## Task to complete
Write the data out again in full, with no departure from the original.

(Page records with their text)

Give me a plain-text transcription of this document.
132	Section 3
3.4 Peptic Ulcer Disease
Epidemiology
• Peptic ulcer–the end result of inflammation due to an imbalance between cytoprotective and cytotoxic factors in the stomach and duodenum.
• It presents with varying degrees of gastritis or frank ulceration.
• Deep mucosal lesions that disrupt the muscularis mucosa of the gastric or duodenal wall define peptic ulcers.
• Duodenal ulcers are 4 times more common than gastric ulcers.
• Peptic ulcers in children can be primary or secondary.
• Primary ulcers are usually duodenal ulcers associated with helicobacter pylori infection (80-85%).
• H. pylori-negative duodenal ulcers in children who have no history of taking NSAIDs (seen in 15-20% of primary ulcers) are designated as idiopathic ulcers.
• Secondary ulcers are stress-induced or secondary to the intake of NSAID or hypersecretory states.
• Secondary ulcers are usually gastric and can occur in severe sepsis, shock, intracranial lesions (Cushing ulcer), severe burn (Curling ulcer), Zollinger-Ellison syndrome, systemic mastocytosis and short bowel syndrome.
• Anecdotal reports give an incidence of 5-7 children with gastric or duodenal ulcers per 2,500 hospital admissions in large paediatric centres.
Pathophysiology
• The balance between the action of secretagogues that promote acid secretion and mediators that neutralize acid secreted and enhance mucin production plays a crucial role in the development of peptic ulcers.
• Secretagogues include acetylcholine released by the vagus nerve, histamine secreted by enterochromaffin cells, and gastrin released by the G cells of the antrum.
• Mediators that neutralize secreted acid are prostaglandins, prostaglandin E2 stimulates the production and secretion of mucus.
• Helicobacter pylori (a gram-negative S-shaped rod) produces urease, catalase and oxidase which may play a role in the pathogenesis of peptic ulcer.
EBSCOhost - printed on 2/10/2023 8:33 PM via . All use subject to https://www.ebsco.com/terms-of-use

## Result
Give me a plain-text transcription of this document.
132	Section 3
3.4 Peptic Ulcer Disease
Epidemiology
• Peptic ulcer–the end result of inflammation due to an imbalance between cytoprotective and cytotoxic factors in the stomach and duodenum.
• It presents with varying degrees of gastritis or frank ulceration.
• Deep mucosal lesions that disrupt the muscularis mucosa of the gastric or duodenal wall define peptic ulcers.
• Duodenal ulcers are 4 times more common than gastric ulcers.
• Peptic ulcers in children can be primary or secondary.
• Primary ulcers are usually duodenal ulcers associated with helicobacter pylori infection (80-85%).
• H. pylori-negative duodenal ulcers in children who have no history of taking NSAIDs (seen in 15-20% of primary ulcers) are designated as idiopathic ulcers.
• Secondary ulcers are stress-induced or secondary to the intake of NSAID or hypersecretory states.
• Secondary ulcers are usually gastric and can occur in severe sepsis, shock, intracranial lesions (Cushing ulcer), severe burn (Curling ulcer), Zollinger-Ellison syndrome, systemic mastocytosis and short bowel syndrome.
• Anecdotal reports give an incidence of 5-7 children with gastric or duodenal ulcers per 2,500 hospital admissions in large paediatric centres.
Pathophysiology
• The balance between the action of secretagogues that promote acid secretion and mediators that neutralize acid secreted and enhance mucin production plays a crucial role in the development of peptic ulcers.
• Secretagogues include acetylcholine released by the vagus nerve, histamine secreted by enterochromaffin cells, and gastrin released by the G cells of the antrum.
• Mediators that neutralize secreted acid are prostaglandins, prostaglandin E2 stimulates the production and secretion of mucus.
• Helicobacter pylori (a gram-negative S-shaped rod) produces urease, catalase and oxidase which may play a role in the pathogenesis of peptic ulcer.
EBSCOhost - printed on 2/10/2023 8:33 PM via . All use subject to https://www.ebsco.com/terms-of-use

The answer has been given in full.